* Given exercise:
Retype all the records with nothing changed.

▬▬▬▬▬▬

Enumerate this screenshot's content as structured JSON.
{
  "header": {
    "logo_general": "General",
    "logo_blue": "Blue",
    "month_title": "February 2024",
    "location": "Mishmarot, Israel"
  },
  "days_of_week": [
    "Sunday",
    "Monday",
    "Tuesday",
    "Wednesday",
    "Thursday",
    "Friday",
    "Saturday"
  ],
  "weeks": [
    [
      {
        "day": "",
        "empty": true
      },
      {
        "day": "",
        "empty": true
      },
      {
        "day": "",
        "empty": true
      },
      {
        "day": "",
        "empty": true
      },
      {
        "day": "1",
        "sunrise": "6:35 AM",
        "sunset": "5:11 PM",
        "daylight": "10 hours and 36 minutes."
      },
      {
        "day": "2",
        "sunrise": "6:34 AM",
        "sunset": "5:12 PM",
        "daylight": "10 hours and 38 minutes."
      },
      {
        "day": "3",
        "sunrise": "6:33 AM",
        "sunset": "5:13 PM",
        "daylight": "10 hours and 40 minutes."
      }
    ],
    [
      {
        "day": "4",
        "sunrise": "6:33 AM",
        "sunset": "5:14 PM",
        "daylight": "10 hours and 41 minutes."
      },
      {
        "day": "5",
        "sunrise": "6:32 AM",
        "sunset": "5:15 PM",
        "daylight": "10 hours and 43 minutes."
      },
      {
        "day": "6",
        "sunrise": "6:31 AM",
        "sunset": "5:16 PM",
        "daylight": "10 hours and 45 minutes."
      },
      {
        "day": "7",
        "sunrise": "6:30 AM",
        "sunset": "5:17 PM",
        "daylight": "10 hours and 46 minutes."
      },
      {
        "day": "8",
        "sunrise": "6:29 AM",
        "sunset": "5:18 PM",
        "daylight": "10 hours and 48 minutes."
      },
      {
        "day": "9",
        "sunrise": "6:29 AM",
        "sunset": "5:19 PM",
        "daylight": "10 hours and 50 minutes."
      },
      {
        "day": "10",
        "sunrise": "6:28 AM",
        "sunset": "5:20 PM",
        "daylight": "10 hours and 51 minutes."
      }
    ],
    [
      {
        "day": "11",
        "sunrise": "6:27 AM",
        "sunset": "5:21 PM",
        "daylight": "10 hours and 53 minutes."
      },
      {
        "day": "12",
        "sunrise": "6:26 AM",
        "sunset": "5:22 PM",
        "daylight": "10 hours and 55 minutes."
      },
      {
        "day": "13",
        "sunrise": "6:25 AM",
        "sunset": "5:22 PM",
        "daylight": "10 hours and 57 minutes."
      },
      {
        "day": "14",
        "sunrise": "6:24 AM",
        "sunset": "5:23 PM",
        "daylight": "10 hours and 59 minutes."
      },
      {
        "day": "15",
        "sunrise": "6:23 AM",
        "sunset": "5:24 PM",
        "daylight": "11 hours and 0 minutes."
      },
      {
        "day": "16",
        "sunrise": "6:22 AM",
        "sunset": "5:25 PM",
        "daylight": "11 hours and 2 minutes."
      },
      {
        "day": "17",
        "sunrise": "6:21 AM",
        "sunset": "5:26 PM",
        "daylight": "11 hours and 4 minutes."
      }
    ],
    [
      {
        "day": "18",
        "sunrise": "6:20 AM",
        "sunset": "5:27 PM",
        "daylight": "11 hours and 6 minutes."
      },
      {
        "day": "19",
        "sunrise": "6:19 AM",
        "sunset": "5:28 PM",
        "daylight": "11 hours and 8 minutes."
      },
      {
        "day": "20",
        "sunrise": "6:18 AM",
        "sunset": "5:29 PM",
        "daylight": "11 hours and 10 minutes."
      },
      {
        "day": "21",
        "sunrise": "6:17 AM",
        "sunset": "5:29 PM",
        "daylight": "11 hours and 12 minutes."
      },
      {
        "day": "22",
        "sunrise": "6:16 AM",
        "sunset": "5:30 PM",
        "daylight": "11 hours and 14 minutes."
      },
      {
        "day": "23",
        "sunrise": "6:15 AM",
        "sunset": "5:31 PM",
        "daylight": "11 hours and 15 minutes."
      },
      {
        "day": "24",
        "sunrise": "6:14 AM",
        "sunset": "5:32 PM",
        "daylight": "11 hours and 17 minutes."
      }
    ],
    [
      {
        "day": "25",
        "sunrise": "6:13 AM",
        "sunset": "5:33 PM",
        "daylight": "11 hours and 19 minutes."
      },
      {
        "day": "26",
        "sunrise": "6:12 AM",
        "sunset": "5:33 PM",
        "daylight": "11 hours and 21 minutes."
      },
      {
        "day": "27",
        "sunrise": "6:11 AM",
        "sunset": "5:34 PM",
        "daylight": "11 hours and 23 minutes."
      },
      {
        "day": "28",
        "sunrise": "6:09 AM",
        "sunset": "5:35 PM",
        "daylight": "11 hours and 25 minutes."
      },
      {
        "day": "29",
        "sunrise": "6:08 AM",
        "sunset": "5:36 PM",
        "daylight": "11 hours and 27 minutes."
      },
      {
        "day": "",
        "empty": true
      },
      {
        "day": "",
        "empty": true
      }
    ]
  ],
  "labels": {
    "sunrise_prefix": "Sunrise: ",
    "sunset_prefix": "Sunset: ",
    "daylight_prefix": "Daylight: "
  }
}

▬▬▬▬▬▬

* The response:
Enumerate this screenshot's content as structured JSON.
{
  "header": {
    "logo_general": "General",
    "logo_blue": "Blue",
    "month_title": "February 2024",
    "location": "Mishmarot, Israel"
  },
  "days_of_week": [
    "Sunday",
    "Monday",
    "Tuesday",
    "Wednesday",
    "Thursday",
    "Friday",
    "Saturday"
  ],
  "weeks": [
    [
      {
        "day": "",
        "empty": true
      },
      {
        "day": "",
        "empty": true
      },
      {
        "day": "",
        "empty": true
      },
      {
        "day": "",
        "empty": true
      },
      {
        "day": "1",
        "sunrise": "6:35 AM",
        "sunset": "5:11 PM",
        "daylight": "10 hours and 36 minutes."
      },
      {
        "day": "2",
        "sunrise": "6:34 AM",
        "sunset": "5:12 PM",
        "daylight": "10 hours and 38 minutes."
      },
      {
        "day": "3",
        "sunrise": "6:33 AM",
        "sunset": "5:13 PM",
        "daylight": "10 hours and 40 minutes."
      }
    ],
    [
      {
        "day": "4",
        "sunrise": "6:33 AM",
        "sunset": "5:14 PM",
        "daylight": "10 hours and 41 minutes."
      },
      {
        "day": "5",
        "sunrise": "6:32 AM",
        "sunset": "5:15 PM",
        "daylight": "10 hours and 43 minutes."
      },
      {
        "day": "6",
        "sunrise": "6:31 AM",
        "sunset": "5:16 PM",
        "daylight": "10 hours and 45 minutes."
      },
      {
        "day": "7",
        "sunrise": "6:30 AM",
        "sunset": "5:17 PM",
        "daylight": "10 hours and 46 minutes."
      },
      {
        "day": "8",
        "sunrise": "6:29 AM",
        "sunset": "5:18 PM",
        "daylight": "10 hours and 48 minutes."
      },
      {
        "day": "9",
        "sunrise": "6:29 AM",
        "sunset": "5:19 PM",
        "daylight": "10 hours and 50 minutes."
      },
      {
        "day": "10",
        "sunrise": "6:28 AM",
        "sunset": "5:20 PM",
        "daylight": "10 hours and 51 minutes."
      }
    ],
    [
      {
        "day": "11",
        "sunrise": "6:27 AM",
        "sunset": "5:21 PM",
        "daylight": "10 hours and 53 minutes."
      },
      {
        "day": "12",
        "sunrise": "6:26 AM",
        "sunset": "5:22 PM",
        "daylight": "10 hours and 55 minutes."
      },
      {
        "day": "13",
        "sunrise": "6:25 AM",
        "sunset": "5:22 PM",
        "daylight": "10 hours and 57 minutes."
      },
      {
        "day": "14",
        "sunrise": "6:24 AM",
        "sunset": "5:23 PM",
        "daylight": "10 hours and 59 minutes."
      },
      {
        "day": "15",
        "sunrise": "6:23 AM",
        "sunset": "5:24 PM",
        "daylight": "11 hours and 0 minutes."
      },
      {
        "day": "16",
        "sunrise": "6:22 AM",
        "sunset": "5:25 PM",
        "daylight": "11 hours and 2 minutes."
      },
      {
        "day": "17",
        "sunrise": "6:21 AM",
        "sunset": "5:26 PM",
        "daylight": "11 hours and 4 minutes."
      }
    ],
    [
      {
        "day": "18",
        "sunrise": "6:20 AM",
        "sunset": "5:27 PM",
        "daylight": "11 hours and 6 minutes."
      },
      {
        "day": "19",
        "sunrise": "6:19 AM",
        "sunset": "5:28 PM",
        "daylight": "11 hours and 8 minutes."
      },
      {
        "day": "20",
        "sunrise": "6:18 AM",
        "sunset": "5:29 PM",
        "daylight": "11 hours and 10 minutes."
      },
      {
        "day": "21",
        "sunrise": "6:17 AM",
        "sunset": "5:29 PM",
        "daylight": "11 hours and 12 minutes."
      },
      {
        "day": "22",
        "sunrise": "6:16 AM",
        "sunset": "5:30 PM",
        "daylight": "11 hours and 14 minutes."
      },
      {
        "day": "23",
        "sunrise": "6:15 AM",
        "sunset": "5:31 PM",
        "daylight": "11 hours and 15 minutes."
      },
      {
        "day": "24",
        "sunrise": "6:14 AM",
        "sunset": "5:32 PM",
        "daylight": "11 hours and 17 minutes."
      }
    ],
    [
      {
        "day": "25",
        "sunrise": "6:13 AM",
        "sunset": "5:33 PM",
        "daylight": "11 hours and 19 minutes."
      },
      {
        "day": "26",
        "sunrise": "6:12 AM",
        "sunset": "5:33 PM",
        "daylight": "11 hours and 21 minutes."
      },
      {
        "day": "27",
        "sunrise": "6:11 AM",
        "sunset": "5:34 PM",
        "daylight": "11 hours and 23 minutes."
      },
      {
        "day": "28",
        "sunrise": "6:09 AM",
        "sunset": "5:35 PM",
        "daylight": "11 hours and 25 minutes."
      },
      {
        "day": "29",
        "sunrise": "6:08 AM",
        "sunset": "5:36 PM",
        "daylight": "11 hours and 27 minutes."
      },
      {
        "day": "",
        "empty": true
      },
      {
        "day": "",
        "empty": true
      }
    ]
  ],
  "labels": {
    "sunrise_prefix": "Sunrise: ",
    "sunset_prefix": "Sunset: ",
    "daylight_prefix": "Daylight: "
  }
}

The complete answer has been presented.